[Texto de estudio]

El lado MÁS CERCANO, SENSIBLE, COMPRENSIVO Y HUMANO de la educación

Hoy me gustaría hablar del lado más cercano, sensible y humano de la educación.
el lado más sensible de la educación

¡Hola, grupo! ¿Cómo lo estáis llevando? ¡Espero que de la mejor forma posible! Hoy me gustaría hablar del lado más cercano, sensible y humano de la educación porque a veces se nos olvida que la educación también es cariño, empatía, amabilidad y comprensión hacia los alumnos y sus familias. ¿Os animáis a seguir leyendo el post? ¡Pues vamos a ello con ganas!

Hace unos días, una maestra de infantil me contaba lo mucho que echaba de menos abrazar a los niños y estar con las familias cara a cara. Que los había visto por videollamada, que había estado en contacto por teléfono y correos, pero que no era ni de lejos lo mismo. Me decía que ella quería tener a los peques delante y escuchar a los padres y madres sin ningún aparato tecnológico de por medio.

Como ella están muchos educadores, maestros y profesores. Los docentes se han adaptado deprisa y corriendo a la metodología que la crisis sanitaria obligaba, y han intentado apoyar y conectar con los alumnos y familias a través de reuniones online y llamadas, pero a todos ellos les faltaba la cercanía, el ver a los estudiantes entrar por la puerta, el ver sus sonrisas sin que ninguna pantalla interfiriera.

La afectividad y la cercanía sí que importan en educación

Hay educadores y maestros que se han dado cuenta que la afectividad y la cercanía son muy necesarias en educación. Que poder dar un abrazo a un alumno que lo necesita y brindarle apoyo y ayuda después de clase también es parte (o debería) de la enseñanza. Ahora los docentes están detrás de una pantalla y por mucho que se esfuercen, la comunicación les parece frío como el hielo.

Algunos dicen que se ha perdido la esencia y la emoción de la enseñanza, al menos en educación infantil y educación primaria. Que por mucho que las TIC ayuden a mantener el contacto, no tienen la misma magia y conexión con los estudiantes. Incluso algunos docentes se sienten más lejos y distanciados de los estudiantes y sus familias. Echan en falta estar de tú a tú con los estudiantes.

Educación emocional y Educación en valores de la mano

Este parón de clases presenciales ha hecho que la educación emocional y la educación en valores sean fundamentales. Los docentes han optado por priorizar los sentimientos y emociones de su alumnado. De esta manera, han dado importancia a la comprensión, escucha activa y empatía. Lo único que querían era que los estudiantes estuvieran tranquilos, relajados y que contaran con ellos sin les pasara algo o tenían dudas.

[/Texto de estudio]
[Material proporcionado]

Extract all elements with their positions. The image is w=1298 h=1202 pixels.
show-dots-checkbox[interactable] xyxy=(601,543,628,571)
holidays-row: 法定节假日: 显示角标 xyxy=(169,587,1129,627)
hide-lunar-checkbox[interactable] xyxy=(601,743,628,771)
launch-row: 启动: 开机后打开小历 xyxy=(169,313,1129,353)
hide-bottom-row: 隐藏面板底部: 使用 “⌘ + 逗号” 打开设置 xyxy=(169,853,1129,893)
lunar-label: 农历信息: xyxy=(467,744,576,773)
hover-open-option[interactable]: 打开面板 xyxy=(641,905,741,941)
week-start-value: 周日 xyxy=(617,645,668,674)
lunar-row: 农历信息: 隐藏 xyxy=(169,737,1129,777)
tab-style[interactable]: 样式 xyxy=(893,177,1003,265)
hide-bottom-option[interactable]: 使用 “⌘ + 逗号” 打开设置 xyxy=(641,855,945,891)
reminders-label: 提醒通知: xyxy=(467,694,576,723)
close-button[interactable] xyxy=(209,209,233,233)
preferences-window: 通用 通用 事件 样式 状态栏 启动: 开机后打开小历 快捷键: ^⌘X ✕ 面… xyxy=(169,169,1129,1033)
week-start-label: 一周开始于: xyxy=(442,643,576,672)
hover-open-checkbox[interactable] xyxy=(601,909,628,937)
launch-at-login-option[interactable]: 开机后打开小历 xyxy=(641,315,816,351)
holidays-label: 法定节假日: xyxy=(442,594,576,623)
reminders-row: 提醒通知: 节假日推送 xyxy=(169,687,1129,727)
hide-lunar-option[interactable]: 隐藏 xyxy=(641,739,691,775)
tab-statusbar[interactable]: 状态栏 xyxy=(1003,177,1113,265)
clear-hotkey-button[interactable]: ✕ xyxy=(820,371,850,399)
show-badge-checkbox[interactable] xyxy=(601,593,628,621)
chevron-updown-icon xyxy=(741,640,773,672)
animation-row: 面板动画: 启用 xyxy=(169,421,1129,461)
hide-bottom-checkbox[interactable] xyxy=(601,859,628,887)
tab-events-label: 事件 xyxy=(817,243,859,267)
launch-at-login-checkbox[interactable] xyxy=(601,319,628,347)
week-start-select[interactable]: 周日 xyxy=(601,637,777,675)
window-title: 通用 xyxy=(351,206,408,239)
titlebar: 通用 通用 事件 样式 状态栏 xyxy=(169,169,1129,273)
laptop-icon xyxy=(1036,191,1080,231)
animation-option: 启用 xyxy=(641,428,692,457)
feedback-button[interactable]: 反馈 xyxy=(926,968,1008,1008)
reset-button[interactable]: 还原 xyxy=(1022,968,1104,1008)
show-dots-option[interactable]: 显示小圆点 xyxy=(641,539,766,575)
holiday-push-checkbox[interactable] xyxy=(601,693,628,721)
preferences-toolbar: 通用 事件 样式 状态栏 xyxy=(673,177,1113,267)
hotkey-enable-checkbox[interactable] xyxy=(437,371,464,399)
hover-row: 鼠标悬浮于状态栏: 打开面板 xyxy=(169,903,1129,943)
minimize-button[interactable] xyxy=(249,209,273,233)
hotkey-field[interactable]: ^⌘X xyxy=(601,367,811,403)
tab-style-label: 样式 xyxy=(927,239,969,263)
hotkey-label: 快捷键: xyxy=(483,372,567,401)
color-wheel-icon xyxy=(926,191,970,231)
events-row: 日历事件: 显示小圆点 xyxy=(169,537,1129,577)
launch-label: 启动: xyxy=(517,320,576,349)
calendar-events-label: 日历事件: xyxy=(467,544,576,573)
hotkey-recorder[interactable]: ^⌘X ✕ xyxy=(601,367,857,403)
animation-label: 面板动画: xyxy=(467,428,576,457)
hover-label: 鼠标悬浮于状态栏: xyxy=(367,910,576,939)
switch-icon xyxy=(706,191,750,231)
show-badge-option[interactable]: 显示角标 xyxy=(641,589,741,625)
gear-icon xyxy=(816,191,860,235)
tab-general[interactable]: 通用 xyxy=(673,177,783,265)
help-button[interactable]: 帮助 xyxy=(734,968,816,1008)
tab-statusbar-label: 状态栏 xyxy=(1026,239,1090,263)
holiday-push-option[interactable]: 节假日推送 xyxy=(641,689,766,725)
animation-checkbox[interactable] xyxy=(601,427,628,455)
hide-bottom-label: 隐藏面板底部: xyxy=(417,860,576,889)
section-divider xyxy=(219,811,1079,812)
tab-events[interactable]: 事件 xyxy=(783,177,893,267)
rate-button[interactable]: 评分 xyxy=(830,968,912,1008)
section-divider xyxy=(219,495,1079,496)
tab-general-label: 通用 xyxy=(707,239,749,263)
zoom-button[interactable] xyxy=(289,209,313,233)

[/Material proporcionado]

Consigna de trabajo 1
Indica si cada afirmación coincide con el texto sobre el lado humano de la educación. Responde sí o no y cita literalmente las palabras del texto que lo deciden.
(a) Una maestra de infantil echaba de menos abrazar a los niños.
(b) Las TIC ofrecen la misma magia y conexión con los estudiantes que el trato presencial.
(c) Los docentes dieron prioridad a las emociones de su alumnado.
Consigna de trabajo 2
Extrae del texto sobre el lado humano de la educación todo el fragmento que va desde "Como ella están" hasta "ninguna pantalla interfiriera.", sin cambiar nada.

Respuesta escrita 1
(a) Sí: «una maestra de infantil me contaba lo mucho que echaba de menos abrazar a los niños».
(b) No: «por mucho que las TIC ayuden a mantener el contacto, no tienen la misma magia y conexión con los estudiantes».
(c) Sí: «Los docentes han optado por priorizar los sentimientos y emociones de su alumnado».

Respuesta escrita 2
Como ella están muchos educadores, maestros y profesores. Los docentes se han adaptado deprisa y corriendo a la metodología que la crisis sanitaria obligaba, y han intentado apoyar y conectar con los alumnos y familias a través de reuniones online y llamadas, pero a todos ellos les faltaba la cercanía, el ver a los estudiantes entrar por la puerta, el ver sus sonrisas sin que ninguna pantalla interfiriera.